**WHAT THE TASK REQUIRES:**
From the entries that follow, gather each line holding the word "Mayor".

**EXTRACTED DATA:**
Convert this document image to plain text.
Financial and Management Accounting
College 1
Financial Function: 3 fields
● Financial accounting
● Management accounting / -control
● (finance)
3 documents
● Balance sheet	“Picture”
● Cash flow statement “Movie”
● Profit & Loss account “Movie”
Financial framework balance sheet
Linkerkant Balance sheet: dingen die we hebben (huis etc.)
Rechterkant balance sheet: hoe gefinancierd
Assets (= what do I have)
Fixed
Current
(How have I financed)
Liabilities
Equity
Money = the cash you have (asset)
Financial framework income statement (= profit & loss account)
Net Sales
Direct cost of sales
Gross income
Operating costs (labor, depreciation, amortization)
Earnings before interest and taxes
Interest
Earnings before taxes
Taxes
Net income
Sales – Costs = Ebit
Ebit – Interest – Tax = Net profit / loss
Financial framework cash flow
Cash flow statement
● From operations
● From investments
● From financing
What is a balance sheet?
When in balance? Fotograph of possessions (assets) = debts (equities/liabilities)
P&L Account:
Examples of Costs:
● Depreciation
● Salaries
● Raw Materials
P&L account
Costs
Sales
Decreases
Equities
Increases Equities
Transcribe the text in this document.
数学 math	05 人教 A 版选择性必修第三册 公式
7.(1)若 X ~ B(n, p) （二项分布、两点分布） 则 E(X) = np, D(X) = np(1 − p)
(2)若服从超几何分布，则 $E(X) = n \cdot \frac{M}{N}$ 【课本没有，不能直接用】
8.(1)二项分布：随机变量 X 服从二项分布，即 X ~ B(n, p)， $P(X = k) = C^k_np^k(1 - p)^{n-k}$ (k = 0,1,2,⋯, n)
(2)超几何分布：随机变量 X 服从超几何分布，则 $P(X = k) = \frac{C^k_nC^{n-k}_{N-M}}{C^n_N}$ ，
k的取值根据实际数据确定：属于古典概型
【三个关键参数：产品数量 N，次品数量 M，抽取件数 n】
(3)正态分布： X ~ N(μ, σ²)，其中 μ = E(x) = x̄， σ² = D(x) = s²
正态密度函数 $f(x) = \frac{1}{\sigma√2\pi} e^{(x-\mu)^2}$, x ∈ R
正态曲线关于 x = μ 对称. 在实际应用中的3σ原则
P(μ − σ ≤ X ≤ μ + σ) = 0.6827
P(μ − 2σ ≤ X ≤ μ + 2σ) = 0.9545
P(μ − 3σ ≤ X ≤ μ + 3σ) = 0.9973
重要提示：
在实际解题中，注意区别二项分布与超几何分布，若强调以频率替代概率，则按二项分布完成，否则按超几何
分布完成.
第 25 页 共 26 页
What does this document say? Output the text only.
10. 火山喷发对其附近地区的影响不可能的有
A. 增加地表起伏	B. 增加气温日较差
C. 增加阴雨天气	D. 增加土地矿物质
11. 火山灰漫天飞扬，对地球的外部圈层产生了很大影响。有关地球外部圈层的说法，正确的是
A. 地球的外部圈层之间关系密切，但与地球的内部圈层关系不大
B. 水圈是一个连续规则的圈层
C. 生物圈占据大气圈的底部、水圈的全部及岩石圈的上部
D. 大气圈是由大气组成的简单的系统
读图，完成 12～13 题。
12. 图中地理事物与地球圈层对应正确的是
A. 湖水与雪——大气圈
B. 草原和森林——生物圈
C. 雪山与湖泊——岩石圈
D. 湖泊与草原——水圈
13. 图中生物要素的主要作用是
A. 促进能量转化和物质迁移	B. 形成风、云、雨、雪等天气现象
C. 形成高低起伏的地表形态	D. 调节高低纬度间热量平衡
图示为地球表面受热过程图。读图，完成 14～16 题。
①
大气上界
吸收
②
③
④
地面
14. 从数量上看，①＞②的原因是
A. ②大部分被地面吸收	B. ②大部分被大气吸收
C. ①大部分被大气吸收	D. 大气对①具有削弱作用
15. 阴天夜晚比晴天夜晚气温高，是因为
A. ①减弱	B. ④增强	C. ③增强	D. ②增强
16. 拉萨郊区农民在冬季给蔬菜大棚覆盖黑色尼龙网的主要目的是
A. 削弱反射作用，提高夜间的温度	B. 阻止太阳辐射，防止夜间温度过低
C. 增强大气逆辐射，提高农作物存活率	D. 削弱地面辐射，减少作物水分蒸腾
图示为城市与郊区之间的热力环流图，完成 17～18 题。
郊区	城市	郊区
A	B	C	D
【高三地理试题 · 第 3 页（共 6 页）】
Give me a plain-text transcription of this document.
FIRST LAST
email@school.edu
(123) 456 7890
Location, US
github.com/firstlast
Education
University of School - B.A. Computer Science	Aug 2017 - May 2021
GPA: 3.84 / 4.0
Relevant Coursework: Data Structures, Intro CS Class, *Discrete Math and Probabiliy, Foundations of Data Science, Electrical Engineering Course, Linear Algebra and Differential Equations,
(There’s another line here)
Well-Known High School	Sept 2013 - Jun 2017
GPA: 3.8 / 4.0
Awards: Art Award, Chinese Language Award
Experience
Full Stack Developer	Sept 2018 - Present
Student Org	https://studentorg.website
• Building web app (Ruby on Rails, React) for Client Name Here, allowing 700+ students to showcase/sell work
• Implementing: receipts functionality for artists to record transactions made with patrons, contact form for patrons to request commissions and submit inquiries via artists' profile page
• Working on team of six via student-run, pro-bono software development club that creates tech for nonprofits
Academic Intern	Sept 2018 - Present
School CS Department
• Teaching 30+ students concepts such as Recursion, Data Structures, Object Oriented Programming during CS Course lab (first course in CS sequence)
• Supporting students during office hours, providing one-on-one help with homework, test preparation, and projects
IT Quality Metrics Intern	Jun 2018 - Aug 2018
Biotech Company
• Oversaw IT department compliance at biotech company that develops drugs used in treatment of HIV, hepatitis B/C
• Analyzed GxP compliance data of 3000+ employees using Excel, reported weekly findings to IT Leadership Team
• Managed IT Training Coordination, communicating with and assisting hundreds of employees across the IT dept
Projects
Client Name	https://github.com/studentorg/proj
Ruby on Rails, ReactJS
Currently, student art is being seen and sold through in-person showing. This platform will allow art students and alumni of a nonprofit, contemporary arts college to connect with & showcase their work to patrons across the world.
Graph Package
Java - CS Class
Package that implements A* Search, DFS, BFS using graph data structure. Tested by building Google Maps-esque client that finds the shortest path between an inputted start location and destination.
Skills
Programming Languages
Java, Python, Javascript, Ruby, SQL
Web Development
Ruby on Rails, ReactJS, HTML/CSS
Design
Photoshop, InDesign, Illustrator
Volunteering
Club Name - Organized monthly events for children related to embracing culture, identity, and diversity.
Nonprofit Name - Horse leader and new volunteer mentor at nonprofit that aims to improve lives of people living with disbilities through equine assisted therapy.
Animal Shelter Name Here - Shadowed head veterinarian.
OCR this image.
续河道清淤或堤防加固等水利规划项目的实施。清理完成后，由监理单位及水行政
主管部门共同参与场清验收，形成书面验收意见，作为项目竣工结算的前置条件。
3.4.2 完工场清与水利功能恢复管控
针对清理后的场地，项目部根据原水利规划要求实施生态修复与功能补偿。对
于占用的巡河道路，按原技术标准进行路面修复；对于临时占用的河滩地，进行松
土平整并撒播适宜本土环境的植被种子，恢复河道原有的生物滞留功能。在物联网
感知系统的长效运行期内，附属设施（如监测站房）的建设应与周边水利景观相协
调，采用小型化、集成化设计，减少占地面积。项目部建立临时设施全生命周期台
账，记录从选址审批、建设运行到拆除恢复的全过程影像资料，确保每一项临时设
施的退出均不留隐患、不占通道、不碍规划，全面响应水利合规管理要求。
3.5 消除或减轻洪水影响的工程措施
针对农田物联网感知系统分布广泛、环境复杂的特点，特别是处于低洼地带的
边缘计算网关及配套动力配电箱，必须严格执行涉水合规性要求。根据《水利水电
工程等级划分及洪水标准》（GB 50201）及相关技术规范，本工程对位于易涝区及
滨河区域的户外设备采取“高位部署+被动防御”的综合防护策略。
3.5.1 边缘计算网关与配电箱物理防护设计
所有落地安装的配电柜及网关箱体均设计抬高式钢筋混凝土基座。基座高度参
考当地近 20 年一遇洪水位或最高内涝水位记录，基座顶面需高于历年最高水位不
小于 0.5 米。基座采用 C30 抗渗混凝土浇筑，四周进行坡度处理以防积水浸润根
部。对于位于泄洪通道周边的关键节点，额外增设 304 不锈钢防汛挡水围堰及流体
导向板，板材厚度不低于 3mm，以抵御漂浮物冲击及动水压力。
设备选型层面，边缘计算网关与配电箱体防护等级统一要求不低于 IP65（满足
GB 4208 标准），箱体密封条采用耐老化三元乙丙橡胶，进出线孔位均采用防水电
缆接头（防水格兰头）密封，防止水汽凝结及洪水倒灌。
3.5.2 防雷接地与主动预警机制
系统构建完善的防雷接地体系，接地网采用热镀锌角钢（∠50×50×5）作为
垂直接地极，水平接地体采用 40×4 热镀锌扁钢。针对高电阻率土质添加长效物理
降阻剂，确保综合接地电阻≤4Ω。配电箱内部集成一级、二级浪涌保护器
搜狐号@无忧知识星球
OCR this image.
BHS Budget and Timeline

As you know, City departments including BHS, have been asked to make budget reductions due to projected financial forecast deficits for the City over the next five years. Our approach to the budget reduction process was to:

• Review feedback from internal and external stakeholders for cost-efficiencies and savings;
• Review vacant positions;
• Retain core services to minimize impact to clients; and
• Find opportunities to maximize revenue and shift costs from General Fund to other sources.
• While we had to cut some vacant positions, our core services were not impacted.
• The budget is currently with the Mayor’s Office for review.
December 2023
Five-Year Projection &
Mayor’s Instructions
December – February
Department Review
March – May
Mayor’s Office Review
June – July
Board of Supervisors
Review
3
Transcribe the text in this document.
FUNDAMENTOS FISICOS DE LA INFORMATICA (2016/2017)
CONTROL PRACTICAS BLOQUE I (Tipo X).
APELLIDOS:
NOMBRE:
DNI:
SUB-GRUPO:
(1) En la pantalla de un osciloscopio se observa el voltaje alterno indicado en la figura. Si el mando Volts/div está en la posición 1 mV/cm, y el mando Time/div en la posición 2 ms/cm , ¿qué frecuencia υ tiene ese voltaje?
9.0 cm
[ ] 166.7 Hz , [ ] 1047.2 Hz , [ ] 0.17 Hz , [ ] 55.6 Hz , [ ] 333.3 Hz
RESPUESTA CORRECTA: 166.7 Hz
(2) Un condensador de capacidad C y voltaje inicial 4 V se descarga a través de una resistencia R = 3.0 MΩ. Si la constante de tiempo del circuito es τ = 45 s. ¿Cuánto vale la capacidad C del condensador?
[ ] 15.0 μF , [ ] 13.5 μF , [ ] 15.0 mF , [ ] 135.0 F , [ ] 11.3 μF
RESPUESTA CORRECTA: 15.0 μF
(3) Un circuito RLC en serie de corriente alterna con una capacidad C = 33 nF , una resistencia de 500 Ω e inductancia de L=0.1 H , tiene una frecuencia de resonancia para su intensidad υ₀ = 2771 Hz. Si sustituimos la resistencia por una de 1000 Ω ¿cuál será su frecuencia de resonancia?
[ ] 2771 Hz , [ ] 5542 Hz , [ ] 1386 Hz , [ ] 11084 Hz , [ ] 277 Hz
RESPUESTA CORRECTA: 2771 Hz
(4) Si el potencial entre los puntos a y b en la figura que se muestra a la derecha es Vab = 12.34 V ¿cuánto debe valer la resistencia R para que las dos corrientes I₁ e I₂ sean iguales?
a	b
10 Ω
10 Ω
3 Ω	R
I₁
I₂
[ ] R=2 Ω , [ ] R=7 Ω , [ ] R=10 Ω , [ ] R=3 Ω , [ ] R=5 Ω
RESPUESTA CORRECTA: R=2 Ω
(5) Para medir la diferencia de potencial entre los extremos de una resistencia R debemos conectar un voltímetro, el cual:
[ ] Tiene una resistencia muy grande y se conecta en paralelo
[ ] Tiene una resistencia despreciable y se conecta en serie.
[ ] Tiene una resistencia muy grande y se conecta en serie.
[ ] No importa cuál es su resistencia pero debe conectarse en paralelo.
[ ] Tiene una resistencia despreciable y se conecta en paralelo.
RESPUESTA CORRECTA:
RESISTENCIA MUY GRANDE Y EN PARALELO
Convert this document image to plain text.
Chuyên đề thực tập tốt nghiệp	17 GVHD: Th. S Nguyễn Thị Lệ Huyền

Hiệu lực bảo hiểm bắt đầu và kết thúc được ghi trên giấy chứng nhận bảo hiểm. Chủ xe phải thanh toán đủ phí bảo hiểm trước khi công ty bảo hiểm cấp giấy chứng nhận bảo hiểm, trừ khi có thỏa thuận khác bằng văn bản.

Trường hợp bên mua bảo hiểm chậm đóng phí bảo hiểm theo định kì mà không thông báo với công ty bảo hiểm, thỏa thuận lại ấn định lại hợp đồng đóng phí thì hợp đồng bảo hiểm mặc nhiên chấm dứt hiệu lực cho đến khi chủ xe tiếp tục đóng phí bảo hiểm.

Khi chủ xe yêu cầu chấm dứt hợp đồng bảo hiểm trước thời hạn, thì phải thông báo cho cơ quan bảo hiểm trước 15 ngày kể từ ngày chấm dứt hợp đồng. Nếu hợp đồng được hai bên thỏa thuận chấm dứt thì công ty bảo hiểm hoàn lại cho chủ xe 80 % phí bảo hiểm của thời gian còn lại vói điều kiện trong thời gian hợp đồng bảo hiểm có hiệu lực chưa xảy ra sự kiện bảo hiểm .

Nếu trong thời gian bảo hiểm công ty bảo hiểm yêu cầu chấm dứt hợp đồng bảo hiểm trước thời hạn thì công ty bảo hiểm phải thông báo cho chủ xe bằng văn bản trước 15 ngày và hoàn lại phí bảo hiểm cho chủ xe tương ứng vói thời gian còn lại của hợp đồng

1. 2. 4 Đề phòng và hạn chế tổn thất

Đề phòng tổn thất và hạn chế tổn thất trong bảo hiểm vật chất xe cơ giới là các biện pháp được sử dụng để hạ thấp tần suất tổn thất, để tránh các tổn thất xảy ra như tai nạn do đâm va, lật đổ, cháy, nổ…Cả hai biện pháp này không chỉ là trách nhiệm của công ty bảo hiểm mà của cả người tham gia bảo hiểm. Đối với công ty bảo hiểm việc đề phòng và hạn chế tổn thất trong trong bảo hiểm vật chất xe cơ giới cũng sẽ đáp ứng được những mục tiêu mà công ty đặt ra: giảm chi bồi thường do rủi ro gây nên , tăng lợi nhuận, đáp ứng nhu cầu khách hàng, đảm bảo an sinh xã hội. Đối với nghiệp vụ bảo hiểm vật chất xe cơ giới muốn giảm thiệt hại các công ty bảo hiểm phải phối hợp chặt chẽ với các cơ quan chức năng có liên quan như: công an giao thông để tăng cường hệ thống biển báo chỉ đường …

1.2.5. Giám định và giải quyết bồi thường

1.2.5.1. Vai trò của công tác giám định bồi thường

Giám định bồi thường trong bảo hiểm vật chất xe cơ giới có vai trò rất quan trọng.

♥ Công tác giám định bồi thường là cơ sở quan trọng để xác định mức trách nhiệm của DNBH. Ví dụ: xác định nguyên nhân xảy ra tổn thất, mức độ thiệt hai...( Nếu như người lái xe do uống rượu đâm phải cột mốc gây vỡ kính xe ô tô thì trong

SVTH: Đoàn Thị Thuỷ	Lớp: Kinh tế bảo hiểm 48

**WRITTEN REPLY:**
• The budget is currently with the Mayor’s Office for review.
Mayor’s Instructions
Mayor’s Office Review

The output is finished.